## Set task
What follows is a set of records; repeat all of them exactly.

________________

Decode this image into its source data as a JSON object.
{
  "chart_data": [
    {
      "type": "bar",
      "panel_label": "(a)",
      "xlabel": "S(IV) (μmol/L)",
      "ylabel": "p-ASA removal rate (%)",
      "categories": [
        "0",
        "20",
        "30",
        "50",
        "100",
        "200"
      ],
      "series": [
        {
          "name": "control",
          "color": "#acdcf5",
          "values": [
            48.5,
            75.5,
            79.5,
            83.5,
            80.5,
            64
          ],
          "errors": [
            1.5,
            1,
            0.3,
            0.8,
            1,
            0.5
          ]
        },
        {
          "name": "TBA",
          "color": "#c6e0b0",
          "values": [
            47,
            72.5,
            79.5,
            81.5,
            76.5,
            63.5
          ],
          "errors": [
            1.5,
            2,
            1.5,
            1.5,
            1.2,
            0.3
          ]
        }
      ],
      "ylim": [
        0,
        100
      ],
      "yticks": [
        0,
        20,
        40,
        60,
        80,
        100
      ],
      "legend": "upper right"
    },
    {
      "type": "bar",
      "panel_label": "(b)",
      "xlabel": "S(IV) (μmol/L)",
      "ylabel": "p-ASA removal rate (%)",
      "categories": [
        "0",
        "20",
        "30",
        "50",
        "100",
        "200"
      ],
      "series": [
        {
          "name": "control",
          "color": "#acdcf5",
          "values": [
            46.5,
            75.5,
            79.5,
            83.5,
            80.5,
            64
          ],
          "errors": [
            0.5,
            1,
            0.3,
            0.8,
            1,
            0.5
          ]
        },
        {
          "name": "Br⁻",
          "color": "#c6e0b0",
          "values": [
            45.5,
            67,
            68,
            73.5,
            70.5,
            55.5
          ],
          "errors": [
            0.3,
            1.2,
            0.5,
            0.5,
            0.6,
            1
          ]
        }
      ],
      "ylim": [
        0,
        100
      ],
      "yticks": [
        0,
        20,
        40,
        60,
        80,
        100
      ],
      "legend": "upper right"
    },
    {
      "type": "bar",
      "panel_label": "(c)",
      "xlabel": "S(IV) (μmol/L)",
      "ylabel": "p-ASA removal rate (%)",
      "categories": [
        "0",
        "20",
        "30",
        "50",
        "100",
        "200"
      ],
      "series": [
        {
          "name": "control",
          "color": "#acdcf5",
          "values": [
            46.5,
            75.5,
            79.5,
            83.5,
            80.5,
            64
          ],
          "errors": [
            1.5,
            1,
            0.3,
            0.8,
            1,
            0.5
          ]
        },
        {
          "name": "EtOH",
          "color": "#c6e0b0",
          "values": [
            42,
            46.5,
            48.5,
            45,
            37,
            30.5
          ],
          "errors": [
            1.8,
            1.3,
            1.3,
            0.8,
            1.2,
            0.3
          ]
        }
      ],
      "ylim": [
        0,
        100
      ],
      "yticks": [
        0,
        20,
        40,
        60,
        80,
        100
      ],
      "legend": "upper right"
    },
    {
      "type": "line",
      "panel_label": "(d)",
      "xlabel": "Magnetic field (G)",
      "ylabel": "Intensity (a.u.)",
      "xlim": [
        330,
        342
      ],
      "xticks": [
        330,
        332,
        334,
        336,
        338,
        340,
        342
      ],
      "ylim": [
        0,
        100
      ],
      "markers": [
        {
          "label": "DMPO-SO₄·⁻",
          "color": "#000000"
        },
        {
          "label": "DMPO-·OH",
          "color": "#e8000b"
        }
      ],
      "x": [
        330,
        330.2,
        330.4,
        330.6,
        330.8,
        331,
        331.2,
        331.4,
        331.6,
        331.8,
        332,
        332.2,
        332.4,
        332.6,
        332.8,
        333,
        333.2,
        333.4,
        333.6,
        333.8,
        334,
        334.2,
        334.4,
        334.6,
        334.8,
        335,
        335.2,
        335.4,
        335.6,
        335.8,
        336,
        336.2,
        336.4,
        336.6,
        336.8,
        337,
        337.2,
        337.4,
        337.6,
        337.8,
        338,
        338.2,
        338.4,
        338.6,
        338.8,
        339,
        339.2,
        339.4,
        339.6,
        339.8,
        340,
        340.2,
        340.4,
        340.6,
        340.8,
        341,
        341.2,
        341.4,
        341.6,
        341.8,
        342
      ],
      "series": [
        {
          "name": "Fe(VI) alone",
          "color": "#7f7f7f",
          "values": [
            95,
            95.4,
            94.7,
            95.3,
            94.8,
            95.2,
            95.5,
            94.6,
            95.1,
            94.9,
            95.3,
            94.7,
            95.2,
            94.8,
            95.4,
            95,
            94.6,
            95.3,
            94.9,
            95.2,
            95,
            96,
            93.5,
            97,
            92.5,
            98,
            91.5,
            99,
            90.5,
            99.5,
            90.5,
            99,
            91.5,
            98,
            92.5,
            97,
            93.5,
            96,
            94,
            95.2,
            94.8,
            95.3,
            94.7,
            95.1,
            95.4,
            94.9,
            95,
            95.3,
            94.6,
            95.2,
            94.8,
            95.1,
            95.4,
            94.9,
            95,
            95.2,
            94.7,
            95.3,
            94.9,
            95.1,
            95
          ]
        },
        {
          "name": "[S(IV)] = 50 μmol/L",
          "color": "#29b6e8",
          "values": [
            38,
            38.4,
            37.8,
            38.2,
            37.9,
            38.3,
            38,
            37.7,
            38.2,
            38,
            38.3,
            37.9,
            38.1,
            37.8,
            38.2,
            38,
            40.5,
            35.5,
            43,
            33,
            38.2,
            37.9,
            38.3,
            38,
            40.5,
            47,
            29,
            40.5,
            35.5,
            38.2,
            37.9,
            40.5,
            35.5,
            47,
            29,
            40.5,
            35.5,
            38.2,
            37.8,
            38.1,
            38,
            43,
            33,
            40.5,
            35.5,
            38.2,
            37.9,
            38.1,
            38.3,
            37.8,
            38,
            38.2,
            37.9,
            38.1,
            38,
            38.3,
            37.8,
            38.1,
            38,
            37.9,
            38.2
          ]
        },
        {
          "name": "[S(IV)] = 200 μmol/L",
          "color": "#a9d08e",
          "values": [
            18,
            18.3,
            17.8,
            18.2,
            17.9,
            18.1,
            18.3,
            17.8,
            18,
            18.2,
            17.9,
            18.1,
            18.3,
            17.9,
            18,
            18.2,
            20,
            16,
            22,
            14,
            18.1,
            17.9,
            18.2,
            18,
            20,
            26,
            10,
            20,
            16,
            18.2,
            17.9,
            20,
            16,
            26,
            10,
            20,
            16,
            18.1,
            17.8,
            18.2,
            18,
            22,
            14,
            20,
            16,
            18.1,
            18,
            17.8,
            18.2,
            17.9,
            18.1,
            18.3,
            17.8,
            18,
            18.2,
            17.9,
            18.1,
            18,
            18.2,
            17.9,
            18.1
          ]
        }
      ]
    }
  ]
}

________________

## Exercise answer
Decode this image into its source data as a JSON object.
{
  "chart_data": [
    {
      "type": "bar",
      "panel_label": "(a)",
      "xlabel": "S(IV) (μmol/L)",
      "ylabel": "p-ASA removal rate (%)",
      "categories": [
        "0",
        "20",
        "30",
        "50",
        "100",
        "200"
      ],
      "series": [
        {
          "name": "control",
          "color": "#acdcf5",
          "values": [
            48.5,
            75.5,
            79.5,
            83.5,
            80.5,
            64
          ],
          "errors": [
            1.5,
            1,
            0.3,
            0.8,
            1,
            0.5
          ]
        },
        {
          "name": "TBA",
          "color": "#c6e0b0",
          "values": [
            47,
            72.5,
            79.5,
            81.5,
            76.5,
            63.5
          ],
          "errors": [
            1.5,
            2,
            1.5,
            1.5,
            1.2,
            0.3
          ]
        }
      ],
      "ylim": [
        0,
        100
      ],
      "yticks": [
        0,
        20,
        40,
        60,
        80,
        100
      ],
      "legend": "upper right"
    },
    {
      "type": "bar",
      "panel_label": "(b)",
      "xlabel": "S(IV) (μmol/L)",
      "ylabel": "p-ASA removal rate (%)",
      "categories": [
        "0",
        "20",
        "30",
        "50",
        "100",
        "200"
      ],
      "series": [
        {
          "name": "control",
          "color": "#acdcf5",
          "values": [
            46.5,
            75.5,
            79.5,
            83.5,
            80.5,
            64
          ],
          "errors": [
            0.5,
            1,
            0.3,
            0.8,
            1,
            0.5
          ]
        },
        {
          "name": "Br⁻",
          "color": "#c6e0b0",
          "values": [
            45.5,
            67,
            68,
            73.5,
            70.5,
            55.5
          ],
          "errors": [
            0.3,
            1.2,
            0.5,
            0.5,
            0.6,
            1
          ]
        }
      ],
      "ylim": [
        0,
        100
      ],
      "yticks": [
        0,
        20,
        40,
        60,
        80,
        100
      ],
      "legend": "upper right"
    },
    {
      "type": "bar",
      "panel_label": "(c)",
      "xlabel": "S(IV) (μmol/L)",
      "ylabel": "p-ASA removal rate (%)",
      "categories": [
        "0",
        "20",
        "30",
        "50",
        "100",
        "200"
      ],
      "series": [
        {
          "name": "control",
          "color": "#acdcf5",
          "values": [
            46.5,
            75.5,
            79.5,
            83.5,
            80.5,
            64
          ],
          "errors": [
            1.5,
            1,
            0.3,
            0.8,
            1,
            0.5
          ]
        },
        {
          "name": "EtOH",
          "color": "#c6e0b0",
          "values": [
            42,
            46.5,
            48.5,
            45,
            37,
            30.5
          ],
          "errors": [
            1.8,
            1.3,
            1.3,
            0.8,
            1.2,
            0.3
          ]
        }
      ],
      "ylim": [
        0,
        100
      ],
      "yticks": [
        0,
        20,
        40,
        60,
        80,
        100
      ],
      "legend": "upper right"
    },
    {
      "type": "line",
      "panel_label": "(d)",
      "xlabel": "Magnetic field (G)",
      "ylabel": "Intensity (a.u.)",
      "xlim": [
        330,
        342
      ],
      "xticks": [
        330,
        332,
        334,
        336,
        338,
        340,
        342
      ],
      "ylim": [
        0,
        100
      ],
      "markers": [
        {
          "label": "DMPO-SO₄·⁻",
          "color": "#000000"
        },
        {
          "label": "DMPO-·OH",
          "color": "#e8000b"
        }
      ],
      "x": [
        330,
        330.2,
        330.4,
        330.6,
        330.8,
        331,
        331.2,
        331.4,
        331.6,
        331.8,
        332,
        332.2,
        332.4,
        332.6,
        332.8,
        333,
        333.2,
        333.4,
        333.6,
        333.8,
        334,
        334.2,
        334.4,
        334.6,
        334.8,
        335,
        335.2,
        335.4,
        335.6,
        335.8,
        336,
        336.2,
        336.4,
        336.6,
        336.8,
        337,
        337.2,
        337.4,
        337.6,
        337.8,
        338,
        338.2,
        338.4,
        338.6,
        338.8,
        339,
        339.2,
        339.4,
        339.6,
        339.8,
        340,
        340.2,
        340.4,
        340.6,
        340.8,
        341,
        341.2,
        341.4,
        341.6,
        341.8,
        342
      ],
      "series": [
        {
          "name": "Fe(VI) alone",
          "color": "#7f7f7f",
          "values": [
            95,
            95.4,
            94.7,
            95.3,
            94.8,
            95.2,
            95.5,
            94.6,
            95.1,
            94.9,
            95.3,
            94.7,
            95.2,
            94.8,
            95.4,
            95,
            94.6,
            95.3,
            94.9,
            95.2,
            95,
            96,
            93.5,
            97,
            92.5,
            98,
            91.5,
            99,
            90.5,
            99.5,
            90.5,
            99,
            91.5,
            98,
            92.5,
            97,
            93.5,
            96,
            94,
            95.2,
            94.8,
            95.3,
            94.7,
            95.1,
            95.4,
            94.9,
            95,
            95.3,
            94.6,
            95.2,
            94.8,
            95.1,
            95.4,
            94.9,
            95,
            95.2,
            94.7,
            95.3,
            94.9,
            95.1,
            95
          ]
        },
        {
          "name": "[S(IV)] = 50 μmol/L",
          "color": "#29b6e8",
          "values": [
            38,
            38.4,
            37.8,
            38.2,
            37.9,
            38.3,
            38,
            37.7,
            38.2,
            38,
            38.3,
            37.9,
            38.1,
            37.8,
            38.2,
            38,
            40.5,
            35.5,
            43,
            33,
            38.2,
            37.9,
            38.3,
            38,
            40.5,
            47,
            29,
            40.5,
            35.5,
            38.2,
            37.9,
            40.5,
            35.5,
            47,
            29,
            40.5,
            35.5,
            38.2,
            37.8,
            38.1,
            38,
            43,
            33,
            40.5,
            35.5,
            38.2,
            37.9,
            38.1,
            38.3,
            37.8,
            38,
            38.2,
            37.9,
            38.1,
            38,
            38.3,
            37.8,
            38.1,
            38,
            37.9,
            38.2
          ]
        },
        {
          "name": "[S(IV)] = 200 μmol/L",
          "color": "#a9d08e",
          "values": [
            18,
            18.3,
            17.8,
            18.2,
            17.9,
            18.1,
            18.3,
            17.8,
            18,
            18.2,
            17.9,
            18.1,
            18.3,
            17.9,
            18,
            18.2,
            20,
            16,
            22,
            14,
            18.1,
            17.9,
            18.2,
            18,
            20,
            26,
            10,
            20,
            16,
            18.2,
            17.9,
            20,
            16,
            26,
            10,
            20,
            16,
            18.1,
            17.8,
            18.2,
            18,
            22,
            14,
            20,
            16,
            18.1,
            18,
            17.8,
            18.2,
            17.9,
            18.1,
            18.3,
            17.8,
            18,
            18.2,
            17.9,
            18.1,
            18,
            18.2,
            17.9,
            18.1
          ]
        }
      ]
    }
  ]
}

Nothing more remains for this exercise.